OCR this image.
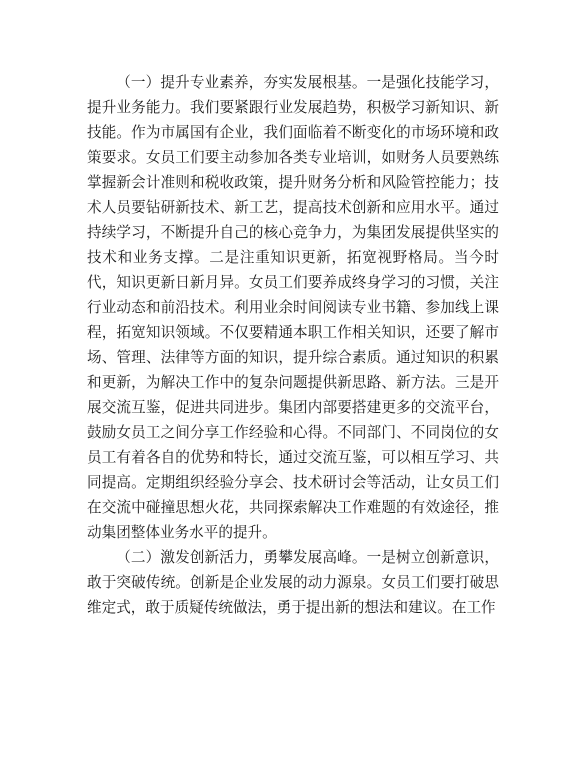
（一）提升专业素养，夯实发展根基。一是强化技能学习，提升业务能力。我们要紧跟行业发展趋势，积极学习新知识、新技能。作为市属国有企业，我们面临着不断变化的市场环境和政策要求。女员工们要主动参加各类专业培训，如财务人员要熟练掌握新会计准则和税收政策，提升财务分析和风险管控能力；技术人员要钻研新技术、新工艺，提高技术创新和应用水平。通过持续学习，不断提升自己的核心竞争力，为集团发展提供坚实的技术和业务支撑。二是注重知识更新，拓宽视野格局。当今时代，知识更新日新月异。女员工们要养成终身学习的习惯，关注行业动态和前沿技术。利用业余时间阅读专业书籍、参加线上课程，拓宽知识领域。不仅要精通本职工作相关知识，还要了解市场、管理、法律等方面的知识，提升综合素质。通过知识的积累和更新，为解决工作中的复杂问题提供新思路、新方法。三是开展交流互鉴，促进共同进步。集团内部要搭建更多的交流平台，鼓励女员工之间分享工作经验和心得。不同部门、不同岗位的女员工有着各自的优势和特长，通过交流互鉴，可以相互学习、共同提高。定期组织经验分享会、技术研讨会等活动，让女员工们在交流中碰撞思想火花，共同探索解决工作难题的有效途径，推动集团整体业务水平的提升。

（二）激发创新活力，勇攀发展高峰。一是树立创新意识，敢于突破传统。创新是企业发展的动力源泉。女员工们要打破思维定式，敢于质疑传统做法，勇于提出新的想法和建议。在工作
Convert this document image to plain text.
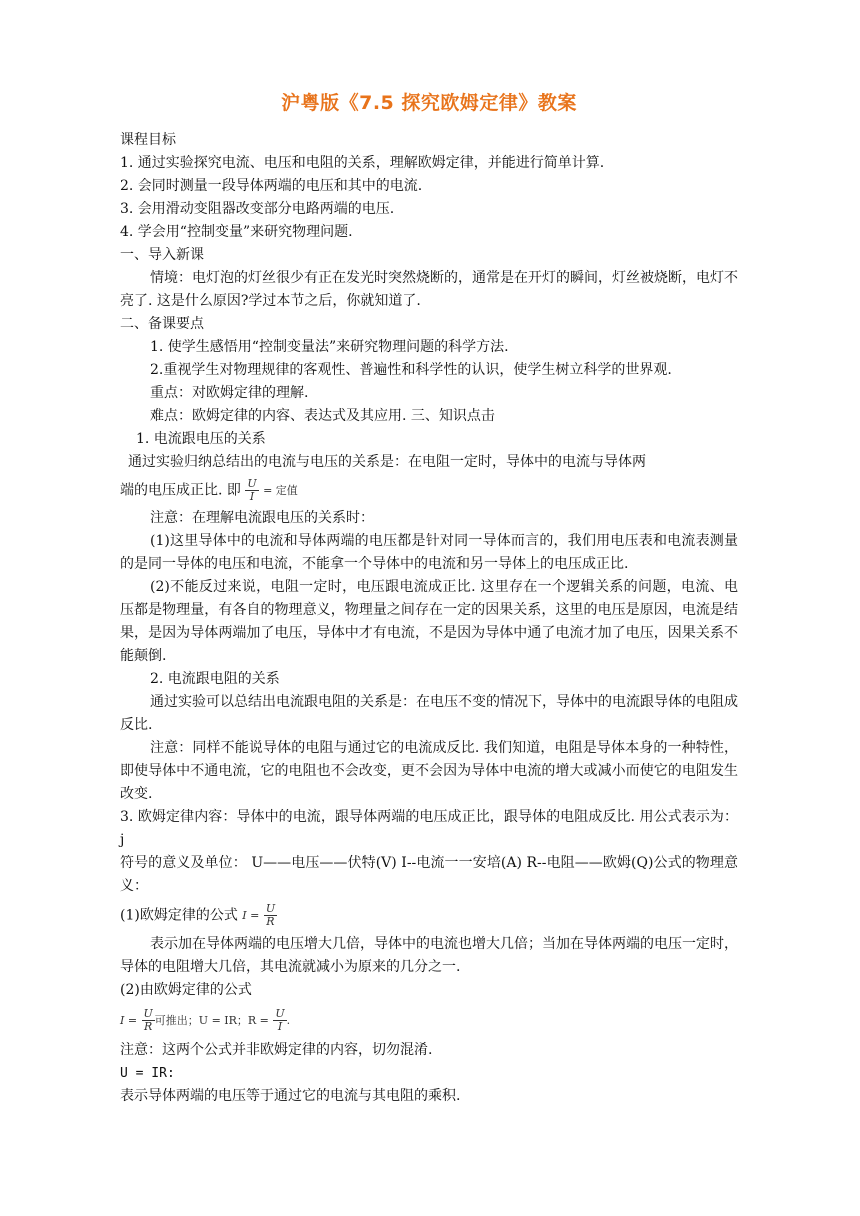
沪粤版《7.5 探究欧姆定律》教案

课程目标

1. 通过实验探究电流、电压和电阻的关系，理解欧姆定律，并能进行简单计算.

2. 会同时测量一段导体两端的电压和其中的电流.

3. 会用滑动变阻器改变部分电路两端的电压.

4. 学会用“控制变量”来研究物理问题.

一、导入新课

情境：电灯泡的灯丝很少有正在发光时突然烧断的，通常是在开灯的瞬间，灯丝被烧断，电灯不亮了. 这是什么原因?学过本节之后，你就知道了.

二、备课要点

1. 使学生感悟用“控制变量法”来研究物理问题的科学方法.

2.重视学生对物理规律的客观性、普遍性和科学性的认识，使学生树立科学的世界观.

重点：对欧姆定律的理解.

难点：欧姆定律的内容、表达式及其应用. 三、知识点击

1. 电流跟电压的关系

通过实验归纳总结出的电流与电压的关系是：在电阻一定时，导体中的电流与导体两

端的电压成正比. 即 $\frac{U}{I}$ = 定值

注意：在理解电流跟电压的关系时：

(1)这里导体中的电流和导体两端的电压都是针对同一导体而言的，我们用电压表和电流表测量的是同一导体的电压和电流，不能拿一个导体中的电流和另一导体上的电压成正比.

(2)不能反过来说，电阻一定时，电压跟电流成正比. 这里存在一个逻辑关系的问题，电流、电压都是物理量，有各自的物理意义，物理量之间存在一定的因果关系，这里的电压是原因，电流是结果，是因为导体两端加了电压，导体中才有电流，不是因为导体中通了电流才加了电压，因果关系不能颠倒.

2. 电流跟电阻的关系

通过实验可以总结出电流跟电阻的关系是：在电压不变的情况下，导体中的电流跟导体的电阻成反比.

注意：同样不能说导体的电阻与通过它的电流成反比. 我们知道，电阻是导体本身的一种特性，即使导体中不通电流，它的电阻也不会改变，更不会因为导体中电流的增大或减小而使它的电阻发生改变.

3. 欧姆定律内容：导体中的电流，跟导体两端的电压成正比，跟导体的电阻成反比. 用公式表示为：j

符号的意义及单位： U——电压——伏特(V) I--电流一一安培(A) R--电阻——欧姆(Q)公式的物理意义：

(1)欧姆定律的公式 $I = \frac{U}{R}$

表示加在导体两端的电压增大几倍，导体中的电流也增大几倍；当加在导体两端的电压一定时，导体的电阻增大几倍，其电流就减小为原来的几分之一.

(2)由欧姆定律的公式

$I = \frac{U}{R}$ 可推出；U = IR；$R = \frac{U}{I}$ .

注意：这两个公式并非欧姆定律的内容，切勿混淆.

U = IR:

表示导体两端的电压等于通过它的电流与其电阻的乘积.
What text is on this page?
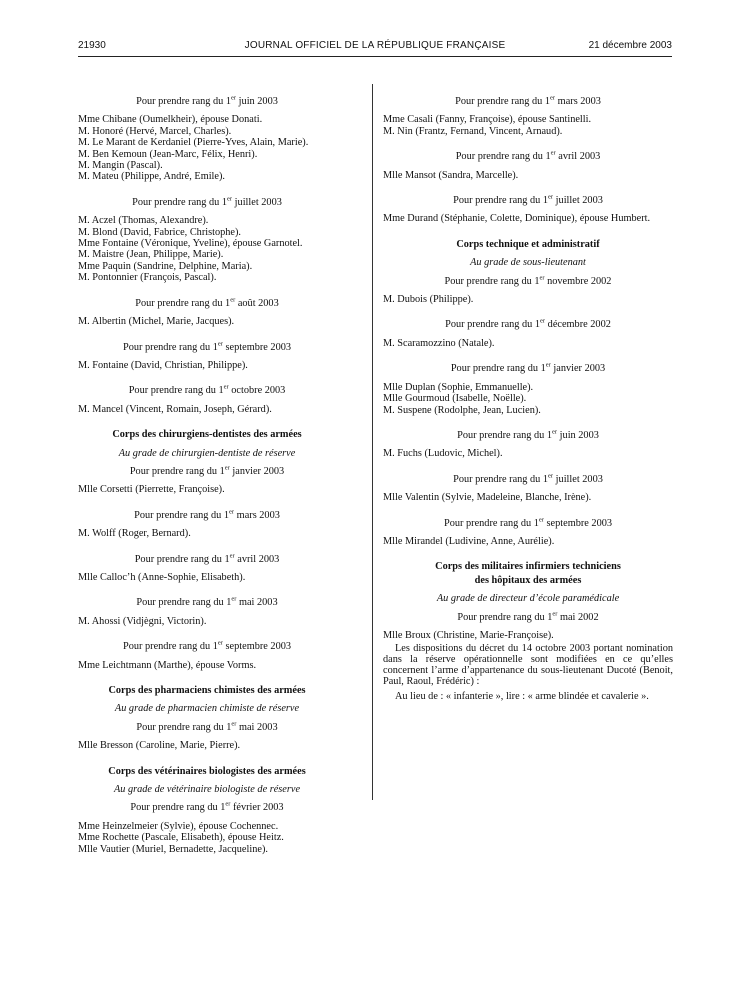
21930	JOURNAL OFFICIEL DE LA RÉPUBLIQUE FRANÇAISE	21 décembre 2003
Pour prendre rang du 1er juin 2003
Mme Chibane (Oumelkheir), épouse Donati.
M. Honoré (Hervé, Marcel, Charles).
M. Le Marant de Kerdaniel (Pierre-Yves, Alain, Marie).
M. Ben Kemoun (Jean-Marc, Félix, Henri).
M. Mangin (Pascal).
M. Mateu (Philippe, André, Emile).
Pour prendre rang du 1er juillet 2003
M. Aczel (Thomas, Alexandre).
M. Blond (David, Fabrice, Christophe).
Mme Fontaine (Véronique, Yveline), épouse Garnotel.
M. Maistre (Jean, Philippe, Marie).
Mme Paquin (Sandrine, Delphine, Maria).
M. Pontonnier (François, Pascal).
Pour prendre rang du 1er août 2003
M. Albertin (Michel, Marie, Jacques).
Pour prendre rang du 1er septembre 2003
M. Fontaine (David, Christian, Philippe).
Pour prendre rang du 1er octobre 2003
M. Mancel (Vincent, Romain, Joseph, Gérard).
Corps des chirurgiens-dentistes des armées
Au grade de chirurgien-dentiste de réserve
Pour prendre rang du 1er janvier 2003
Mlle Corsetti (Pierrette, Françoise).
Pour prendre rang du 1er mars 2003
M. Wolff (Roger, Bernard).
Pour prendre rang du 1er avril 2003
Mlle Calloc’h (Anne-Sophie, Elisabeth).
Pour prendre rang du 1er mai 2003
M. Ahossi (Vidjègni, Victorin).
Pour prendre rang du 1er septembre 2003
Mme Leichtmann (Marthe), épouse Vorms.
Corps des pharmaciens chimistes des armées
Au grade de pharmacien chimiste de réserve
Pour prendre rang du 1er mai 2003
Mlle Bresson (Caroline, Marie, Pierre).
Corps des vétérinaires biologistes des armées
Au grade de vétérinaire biologiste de réserve
Pour prendre rang du 1er février 2003
Mme Heinzelmeier (Sylvie), épouse Cochennec.
Mme Rochette (Pascale, Elisabeth), épouse Heitz.
Mlle Vautier (Muriel, Bernadette, Jacqueline).
Pour prendre rang du 1er mars 2003
Mme Casali (Fanny, Françoise), épouse Santinelli.
M. Nin (Frantz, Fernand, Vincent, Arnaud).
Pour prendre rang du 1er avril 2003
Mlle Mansot (Sandra, Marcelle).
Pour prendre rang du 1er juillet 2003
Mme Durand (Stéphanie, Colette, Dominique), épouse Humbert.
Corps technique et administratif
Au grade de sous-lieutenant
Pour prendre rang du 1er novembre 2002
M. Dubois (Philippe).
Pour prendre rang du 1er décembre 2002
M. Scaramozzino (Natale).
Pour prendre rang du 1er janvier 2003
Mlle Duplan (Sophie, Emmanuelle).
Mlle Gourmoud (Isabelle, Noëlle).
M. Suspene (Rodolphe, Jean, Lucien).
Pour prendre rang du 1er juin 2003
M. Fuchs (Ludovic, Michel).
Pour prendre rang du 1er juillet 2003
Mlle Valentin (Sylvie, Madeleine, Blanche, Irène).
Pour prendre rang du 1er septembre 2003
Mlle Mirandel (Ludivine, Anne, Aurélie).
Corps des militaires infirmiers techniciens
des hôpitaux des armées
Au grade de directeur d’école paramédicale
Pour prendre rang du 1er mai 2002
Mlle Broux (Christine, Marie-Françoise).

Les dispositions du décret du 14 octobre 2003 portant nomination dans la réserve opérationnelle sont modifiées en ce qu’elles concernent l’arme d’appartenance du sous-lieutenant Ducoté (Benoit, Paul, Raoul, Frédéric) :

Au lieu de : « infanterie », lire : « arme blindée et cavalerie ».
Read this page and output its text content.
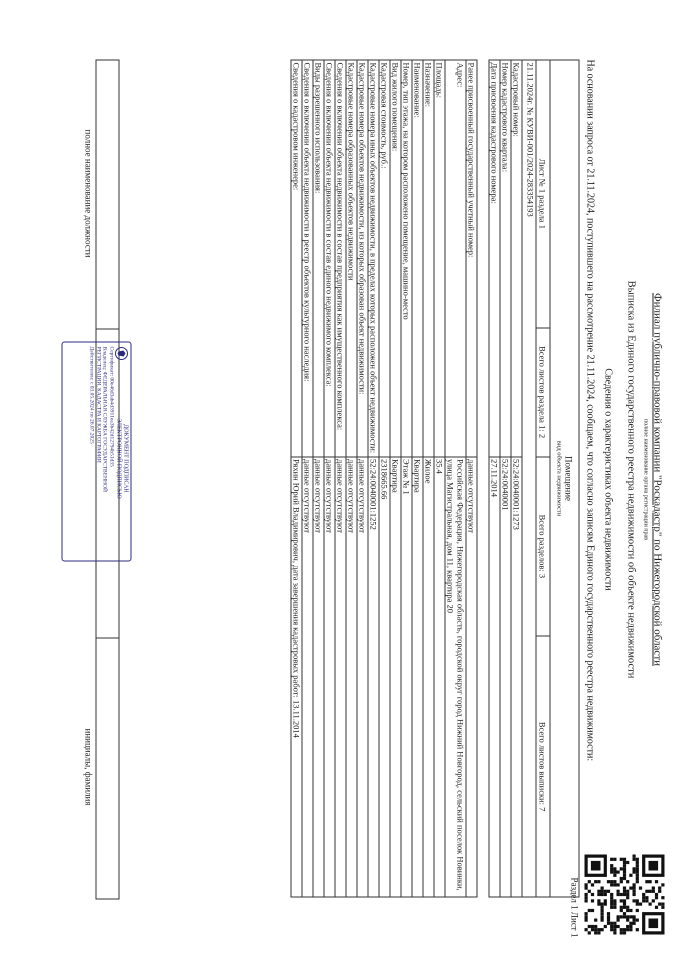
Раздел 1 Лист 1
Филиал публично-правовой компании "Роскадастр" по Нижегородской области
полное наименование органа регистрации прав
Выписка из Единого государственного реестра недвижимости об объекте недвижимости
Сведения о характеристиках объекта недвижимости
На основании запроса от 21.11.2024, поступившего на рассмотрение 21.11.2024, сообщаем, что согласно записям Единого государственного реестра недвижимости:
Помещение
вид объекта недвижимости			

Лист № 1 раздела 1	Всего листов раздела 1: 2	Всего разделов: 3	Всего листов выписки: 7
21.11.2024г. № КУВИ-001/2024-283354193			
Кадастровый номер:		52:24:0040001:1273	
Номер кадастрового квартала:		52:24:0040001	
Дата присвоения кадастрового номера:		27.11.2014	

Ранее присвоенный государственный учетный номер:		данные отсутствуют	
Адрес:		Российская Федерация, Нижегородская область, городской округ город Нижний Новгород, сельский поселок Новинки, улица Магистральная, дом 11, квартира 20	
Площадь:		35.4	
Назначение:		Жилое	
Наименование:		Квартира	
Номер, тип этажа, на котором расположено помещение, машино-место		Этаж № 1	
Вид жилого помещения:		Квартира	
Кадастровая стоимость, руб.:		2318665.66	
Кадастровые номера иных объектов недвижимости, в пределах которых расположен объект недвижимости:		52:24:0040001:1252	
Кадастровые номера объектов недвижимости, из которых образован объект недвижимости:		данные отсутствуют	
Кадастровые номера образованных объектов недвижимости		данные отсутствуют	
Сведения о включении объекта недвижимости в состав предприятия как имущественного комплекса:		данные отсутствуют	
Сведения о включении объекта недвижимости в состав единого недвижимого комплекса:		данные отсутствуют	
Виды разрешенного использования:		данные отсутствуют	
Сведения о включении объекта недвижимости в реестр объектов культурного наследия:		данные отсутствуют	
Сведения о кадастровом инженере:		Ряхин Юрий Владимирович, дата завершения кадастровых работ: 13.11.2014	
полное наименование должности
инициалы, фамилия
ДОКУМЕНТ ПОДПИСАН
ЭЛЕКТРОННОЙ ПОДПИСЬЮ
Сертификат: 00е46d3ab4d3911ea3b42d12794b51d35
Владелец: ФЕДЕРАЛЬНАЯ СЛУЖБА ГОСУДАРСТВЕННОЙ
РЕГИСТРАЦИИ, КАДАСТРА И КАРТОГРАФИИ
Действителен: с 03.05.2024 по 26.07.2025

● ● ● ●

:: Stated exercise ::
Your answer should be a single number: the count of lines in the material above that contain "arme".

:: Response below ::
2